### Set problem
Rewrite the listing below, replacing every "x-tick-label" with "x-axis-tick" and changing nothing else. Omit the pictures from your answer.

### Excerpted data
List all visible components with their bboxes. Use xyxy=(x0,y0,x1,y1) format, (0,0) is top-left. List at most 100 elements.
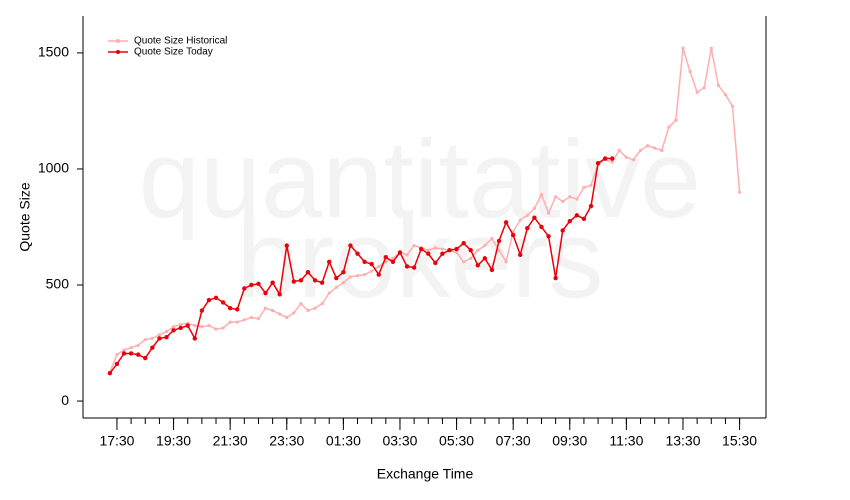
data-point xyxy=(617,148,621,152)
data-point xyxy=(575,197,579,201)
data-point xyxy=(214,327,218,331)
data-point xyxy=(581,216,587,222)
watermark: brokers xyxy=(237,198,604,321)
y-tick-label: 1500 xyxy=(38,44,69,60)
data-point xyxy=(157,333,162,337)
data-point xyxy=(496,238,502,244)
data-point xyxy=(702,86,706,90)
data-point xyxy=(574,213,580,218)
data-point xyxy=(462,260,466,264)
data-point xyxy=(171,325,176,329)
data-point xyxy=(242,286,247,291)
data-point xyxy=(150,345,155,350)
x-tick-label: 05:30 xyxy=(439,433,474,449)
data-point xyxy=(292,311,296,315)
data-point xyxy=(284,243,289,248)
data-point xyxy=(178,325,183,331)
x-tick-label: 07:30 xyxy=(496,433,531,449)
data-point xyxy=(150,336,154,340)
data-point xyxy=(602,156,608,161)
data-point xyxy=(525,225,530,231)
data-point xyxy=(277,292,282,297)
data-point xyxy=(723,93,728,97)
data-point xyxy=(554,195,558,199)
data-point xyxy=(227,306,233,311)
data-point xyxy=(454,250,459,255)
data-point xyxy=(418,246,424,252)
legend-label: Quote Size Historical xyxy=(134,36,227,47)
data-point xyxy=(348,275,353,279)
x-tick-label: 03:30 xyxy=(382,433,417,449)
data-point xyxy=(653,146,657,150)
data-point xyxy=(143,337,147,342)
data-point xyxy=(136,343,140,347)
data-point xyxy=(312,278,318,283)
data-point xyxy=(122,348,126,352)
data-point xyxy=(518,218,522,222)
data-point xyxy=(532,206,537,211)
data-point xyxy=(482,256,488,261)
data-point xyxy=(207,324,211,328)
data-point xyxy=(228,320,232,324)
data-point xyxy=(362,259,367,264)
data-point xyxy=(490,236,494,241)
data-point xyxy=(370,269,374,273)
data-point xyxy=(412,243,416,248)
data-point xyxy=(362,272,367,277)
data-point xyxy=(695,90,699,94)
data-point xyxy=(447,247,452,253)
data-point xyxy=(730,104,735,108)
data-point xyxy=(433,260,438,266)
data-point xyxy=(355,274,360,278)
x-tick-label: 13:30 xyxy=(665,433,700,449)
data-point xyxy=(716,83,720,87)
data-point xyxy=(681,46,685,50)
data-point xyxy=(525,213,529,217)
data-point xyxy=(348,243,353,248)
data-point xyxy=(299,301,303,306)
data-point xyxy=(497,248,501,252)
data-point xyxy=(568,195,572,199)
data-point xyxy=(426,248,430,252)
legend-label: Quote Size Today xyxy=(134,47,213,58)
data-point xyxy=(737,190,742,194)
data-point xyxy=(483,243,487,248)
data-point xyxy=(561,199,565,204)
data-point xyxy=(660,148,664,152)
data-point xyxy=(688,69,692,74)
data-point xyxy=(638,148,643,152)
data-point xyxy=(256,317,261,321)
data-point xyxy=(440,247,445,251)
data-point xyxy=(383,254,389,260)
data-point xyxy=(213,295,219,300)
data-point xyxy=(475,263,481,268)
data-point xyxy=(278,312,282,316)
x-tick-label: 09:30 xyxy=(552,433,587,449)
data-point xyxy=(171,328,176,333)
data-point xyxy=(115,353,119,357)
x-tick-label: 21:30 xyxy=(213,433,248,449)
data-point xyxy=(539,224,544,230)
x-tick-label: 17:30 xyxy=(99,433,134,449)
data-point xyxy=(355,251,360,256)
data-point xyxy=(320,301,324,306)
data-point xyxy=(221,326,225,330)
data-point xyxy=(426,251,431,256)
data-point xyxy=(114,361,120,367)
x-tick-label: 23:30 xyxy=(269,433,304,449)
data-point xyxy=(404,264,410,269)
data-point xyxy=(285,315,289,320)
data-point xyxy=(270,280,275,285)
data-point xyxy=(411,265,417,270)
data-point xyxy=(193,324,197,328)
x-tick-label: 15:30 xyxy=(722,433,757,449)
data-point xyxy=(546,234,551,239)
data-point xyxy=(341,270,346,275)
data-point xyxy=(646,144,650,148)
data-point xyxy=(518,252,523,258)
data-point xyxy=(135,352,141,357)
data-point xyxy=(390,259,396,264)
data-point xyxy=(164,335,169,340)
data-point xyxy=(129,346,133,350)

### Task result
List all visible components with their bboxes. Use xyxy=(x0,y0,x1,y1) format, (0,0) is top-left. List at most 100 elements.
data-point xyxy=(617,148,621,152)
data-point xyxy=(575,197,579,201)
data-point xyxy=(214,327,218,331)
data-point xyxy=(581,216,587,222)
watermark: brokers xyxy=(237,198,604,321)
y-tick-label: 1500 xyxy=(38,44,69,60)
data-point xyxy=(157,333,162,337)
data-point xyxy=(496,238,502,244)
data-point xyxy=(702,86,706,90)
data-point xyxy=(574,213,580,218)
data-point xyxy=(462,260,466,264)
data-point xyxy=(171,325,176,329)
data-point xyxy=(242,286,247,291)
data-point xyxy=(150,345,155,350)
x-axis-tick: 05:30 xyxy=(439,433,474,449)
data-point xyxy=(292,311,296,315)
data-point xyxy=(284,243,289,248)
data-point xyxy=(178,325,183,331)
x-axis-tick: 07:30 xyxy=(496,433,531,449)
data-point xyxy=(150,336,154,340)
data-point xyxy=(602,156,608,161)
data-point xyxy=(525,225,530,231)
data-point xyxy=(277,292,282,297)
data-point xyxy=(723,93,728,97)
data-point xyxy=(554,195,558,199)
data-point xyxy=(227,306,233,311)
data-point xyxy=(454,250,459,255)
data-point xyxy=(418,246,424,252)
legend-label: Quote Size Historical xyxy=(134,36,227,47)
data-point xyxy=(348,275,353,279)
x-axis-tick: 03:30 xyxy=(382,433,417,449)
data-point xyxy=(653,146,657,150)
data-point xyxy=(143,337,147,342)
data-point xyxy=(136,343,140,347)
data-point xyxy=(312,278,318,283)
data-point xyxy=(122,348,126,352)
data-point xyxy=(518,218,522,222)
data-point xyxy=(532,206,537,211)
data-point xyxy=(482,256,488,261)
data-point xyxy=(207,324,211,328)
data-point xyxy=(228,320,232,324)
data-point xyxy=(362,259,367,264)
data-point xyxy=(490,236,494,241)
data-point xyxy=(370,269,374,273)
data-point xyxy=(412,243,416,248)
data-point xyxy=(362,272,367,277)
data-point xyxy=(695,90,699,94)
data-point xyxy=(447,247,452,253)
data-point xyxy=(730,104,735,108)
data-point xyxy=(433,260,438,266)
data-point xyxy=(355,274,360,278)
x-axis-tick: 13:30 xyxy=(665,433,700,449)
data-point xyxy=(716,83,720,87)
data-point xyxy=(681,46,685,50)
data-point xyxy=(525,213,529,217)
data-point xyxy=(348,243,353,248)
data-point xyxy=(299,301,303,306)
data-point xyxy=(497,248,501,252)
data-point xyxy=(568,195,572,199)
data-point xyxy=(426,248,430,252)
legend-label: Quote Size Today xyxy=(134,47,213,58)
data-point xyxy=(737,190,742,194)
data-point xyxy=(483,243,487,248)
data-point xyxy=(561,199,565,204)
data-point xyxy=(660,148,664,152)
data-point xyxy=(688,69,692,74)
data-point xyxy=(638,148,643,152)
data-point xyxy=(256,317,261,321)
data-point xyxy=(440,247,445,251)
data-point xyxy=(383,254,389,260)
data-point xyxy=(213,295,219,300)
data-point xyxy=(475,263,481,268)
data-point xyxy=(278,312,282,316)
x-axis-tick: 09:30 xyxy=(552,433,587,449)
data-point xyxy=(171,328,176,333)
data-point xyxy=(115,353,119,357)
x-axis-tick: 21:30 xyxy=(213,433,248,449)
data-point xyxy=(539,224,544,230)
x-axis-tick: 17:30 xyxy=(99,433,134,449)
data-point xyxy=(355,251,360,256)
data-point xyxy=(320,301,324,306)
data-point xyxy=(221,326,225,330)
data-point xyxy=(426,251,431,256)
data-point xyxy=(114,361,120,367)
x-axis-tick: 23:30 xyxy=(269,433,304,449)
data-point xyxy=(404,264,410,269)
data-point xyxy=(285,315,289,320)
data-point xyxy=(270,280,275,285)
data-point xyxy=(411,265,417,270)
data-point xyxy=(193,324,197,328)
x-axis-tick: 15:30 xyxy=(722,433,757,449)
data-point xyxy=(546,234,551,239)
data-point xyxy=(341,270,346,275)
data-point xyxy=(646,144,650,148)
data-point xyxy=(518,252,523,258)
data-point xyxy=(135,352,141,357)
data-point xyxy=(390,259,396,264)
data-point xyxy=(164,335,169,340)
data-point xyxy=(129,346,133,350)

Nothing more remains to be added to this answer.